Input for this task:
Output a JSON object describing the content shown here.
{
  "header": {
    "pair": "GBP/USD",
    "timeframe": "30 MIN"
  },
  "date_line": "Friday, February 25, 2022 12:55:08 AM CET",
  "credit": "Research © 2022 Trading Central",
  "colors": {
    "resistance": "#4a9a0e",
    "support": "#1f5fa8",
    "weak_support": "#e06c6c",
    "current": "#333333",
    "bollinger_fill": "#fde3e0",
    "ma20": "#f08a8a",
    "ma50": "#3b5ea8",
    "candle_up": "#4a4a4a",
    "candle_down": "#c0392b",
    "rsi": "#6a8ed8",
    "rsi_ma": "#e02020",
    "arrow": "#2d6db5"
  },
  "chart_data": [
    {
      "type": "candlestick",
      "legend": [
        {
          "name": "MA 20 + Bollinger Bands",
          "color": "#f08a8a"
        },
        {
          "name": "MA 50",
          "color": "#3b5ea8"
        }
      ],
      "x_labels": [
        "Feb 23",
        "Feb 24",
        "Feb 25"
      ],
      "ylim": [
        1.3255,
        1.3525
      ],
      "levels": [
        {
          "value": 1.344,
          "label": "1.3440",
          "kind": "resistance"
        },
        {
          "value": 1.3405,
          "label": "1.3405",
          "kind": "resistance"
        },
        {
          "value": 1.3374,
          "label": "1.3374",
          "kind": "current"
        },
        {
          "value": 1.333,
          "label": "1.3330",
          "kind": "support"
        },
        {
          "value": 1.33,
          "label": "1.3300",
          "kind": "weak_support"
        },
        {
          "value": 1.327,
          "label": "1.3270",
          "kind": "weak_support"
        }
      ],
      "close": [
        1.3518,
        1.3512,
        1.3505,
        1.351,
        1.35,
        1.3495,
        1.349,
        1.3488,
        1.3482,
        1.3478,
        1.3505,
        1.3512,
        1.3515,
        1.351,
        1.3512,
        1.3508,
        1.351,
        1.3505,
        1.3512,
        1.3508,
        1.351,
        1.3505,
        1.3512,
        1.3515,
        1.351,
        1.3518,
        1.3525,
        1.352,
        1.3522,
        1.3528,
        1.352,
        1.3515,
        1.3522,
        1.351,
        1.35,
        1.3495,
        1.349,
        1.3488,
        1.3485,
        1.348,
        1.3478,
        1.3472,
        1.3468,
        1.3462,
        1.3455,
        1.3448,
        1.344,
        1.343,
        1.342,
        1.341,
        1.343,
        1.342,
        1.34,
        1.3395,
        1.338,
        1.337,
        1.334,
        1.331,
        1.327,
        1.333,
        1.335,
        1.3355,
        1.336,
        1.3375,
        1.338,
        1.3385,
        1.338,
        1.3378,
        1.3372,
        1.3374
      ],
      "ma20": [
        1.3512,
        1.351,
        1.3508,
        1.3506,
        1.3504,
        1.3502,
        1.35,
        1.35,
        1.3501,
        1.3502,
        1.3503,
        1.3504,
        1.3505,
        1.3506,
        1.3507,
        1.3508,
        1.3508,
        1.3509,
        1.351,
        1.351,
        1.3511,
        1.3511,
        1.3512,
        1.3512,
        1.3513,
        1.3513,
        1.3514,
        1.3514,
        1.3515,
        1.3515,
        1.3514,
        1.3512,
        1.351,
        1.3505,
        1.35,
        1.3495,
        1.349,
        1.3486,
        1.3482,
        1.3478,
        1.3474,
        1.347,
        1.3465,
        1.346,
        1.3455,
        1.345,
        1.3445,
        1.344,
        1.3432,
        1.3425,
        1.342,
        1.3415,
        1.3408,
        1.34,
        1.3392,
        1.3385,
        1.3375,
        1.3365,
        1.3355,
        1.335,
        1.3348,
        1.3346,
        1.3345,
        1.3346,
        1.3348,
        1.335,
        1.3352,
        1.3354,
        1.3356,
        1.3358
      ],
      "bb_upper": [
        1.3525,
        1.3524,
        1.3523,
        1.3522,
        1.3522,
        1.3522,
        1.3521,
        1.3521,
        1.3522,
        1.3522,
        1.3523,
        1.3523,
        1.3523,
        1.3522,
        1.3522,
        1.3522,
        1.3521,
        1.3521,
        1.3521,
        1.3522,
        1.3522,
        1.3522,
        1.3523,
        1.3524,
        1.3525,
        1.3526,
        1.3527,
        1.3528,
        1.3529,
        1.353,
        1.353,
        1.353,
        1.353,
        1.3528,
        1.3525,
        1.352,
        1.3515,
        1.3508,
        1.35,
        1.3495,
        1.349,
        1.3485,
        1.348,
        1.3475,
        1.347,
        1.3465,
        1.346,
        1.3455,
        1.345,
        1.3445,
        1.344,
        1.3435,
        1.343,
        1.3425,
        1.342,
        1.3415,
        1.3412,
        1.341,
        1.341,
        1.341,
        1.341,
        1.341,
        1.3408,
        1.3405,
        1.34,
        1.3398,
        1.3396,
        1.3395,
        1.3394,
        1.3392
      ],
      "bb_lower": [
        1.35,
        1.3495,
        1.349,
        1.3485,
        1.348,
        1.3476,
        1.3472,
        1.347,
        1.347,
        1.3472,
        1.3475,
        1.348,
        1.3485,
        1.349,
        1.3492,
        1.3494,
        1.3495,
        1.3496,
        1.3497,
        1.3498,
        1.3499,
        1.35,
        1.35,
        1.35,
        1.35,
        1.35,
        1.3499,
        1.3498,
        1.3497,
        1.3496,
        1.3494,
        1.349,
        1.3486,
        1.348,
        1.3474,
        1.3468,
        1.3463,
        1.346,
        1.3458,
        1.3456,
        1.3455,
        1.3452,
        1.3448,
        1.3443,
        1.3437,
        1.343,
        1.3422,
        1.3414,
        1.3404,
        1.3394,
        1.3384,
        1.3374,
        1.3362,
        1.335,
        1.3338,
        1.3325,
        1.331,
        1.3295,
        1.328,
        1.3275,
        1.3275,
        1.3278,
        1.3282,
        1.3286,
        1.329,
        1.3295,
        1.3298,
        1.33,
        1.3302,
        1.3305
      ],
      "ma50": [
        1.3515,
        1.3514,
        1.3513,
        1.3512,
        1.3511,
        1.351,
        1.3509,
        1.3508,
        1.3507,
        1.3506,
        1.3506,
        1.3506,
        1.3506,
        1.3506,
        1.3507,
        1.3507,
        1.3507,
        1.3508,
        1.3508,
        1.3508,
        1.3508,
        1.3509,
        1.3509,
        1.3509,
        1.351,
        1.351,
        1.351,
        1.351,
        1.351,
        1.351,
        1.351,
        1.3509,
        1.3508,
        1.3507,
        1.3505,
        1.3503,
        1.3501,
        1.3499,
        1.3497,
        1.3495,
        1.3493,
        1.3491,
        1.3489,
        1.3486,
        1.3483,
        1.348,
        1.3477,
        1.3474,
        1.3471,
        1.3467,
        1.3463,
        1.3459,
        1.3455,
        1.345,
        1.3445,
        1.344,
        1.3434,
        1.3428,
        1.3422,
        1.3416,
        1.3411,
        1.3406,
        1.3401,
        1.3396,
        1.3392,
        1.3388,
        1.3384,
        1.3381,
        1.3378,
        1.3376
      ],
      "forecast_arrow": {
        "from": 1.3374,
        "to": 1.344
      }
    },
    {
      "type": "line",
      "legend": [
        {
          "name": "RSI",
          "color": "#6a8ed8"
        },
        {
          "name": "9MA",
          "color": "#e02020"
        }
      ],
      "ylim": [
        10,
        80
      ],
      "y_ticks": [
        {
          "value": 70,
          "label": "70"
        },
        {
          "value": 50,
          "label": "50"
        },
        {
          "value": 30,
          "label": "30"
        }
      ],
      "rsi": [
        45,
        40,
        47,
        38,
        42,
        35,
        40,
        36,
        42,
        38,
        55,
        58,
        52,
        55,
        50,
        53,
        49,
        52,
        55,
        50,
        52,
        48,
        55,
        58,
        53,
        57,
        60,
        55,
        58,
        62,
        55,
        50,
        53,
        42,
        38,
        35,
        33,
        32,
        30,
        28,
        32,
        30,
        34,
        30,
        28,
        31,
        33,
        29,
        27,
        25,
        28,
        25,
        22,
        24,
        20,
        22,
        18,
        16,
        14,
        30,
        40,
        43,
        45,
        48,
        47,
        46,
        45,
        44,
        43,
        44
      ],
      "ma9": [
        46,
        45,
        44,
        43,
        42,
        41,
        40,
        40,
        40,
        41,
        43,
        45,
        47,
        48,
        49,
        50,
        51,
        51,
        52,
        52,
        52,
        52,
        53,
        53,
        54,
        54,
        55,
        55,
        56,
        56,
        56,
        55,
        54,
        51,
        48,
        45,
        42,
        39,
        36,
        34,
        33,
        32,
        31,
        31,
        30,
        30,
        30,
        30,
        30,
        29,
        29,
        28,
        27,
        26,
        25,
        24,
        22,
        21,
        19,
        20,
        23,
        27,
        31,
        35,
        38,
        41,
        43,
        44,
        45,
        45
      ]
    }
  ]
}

Given request: Say how many lines contain the string "name", giving nothing but the count.

Full output: 4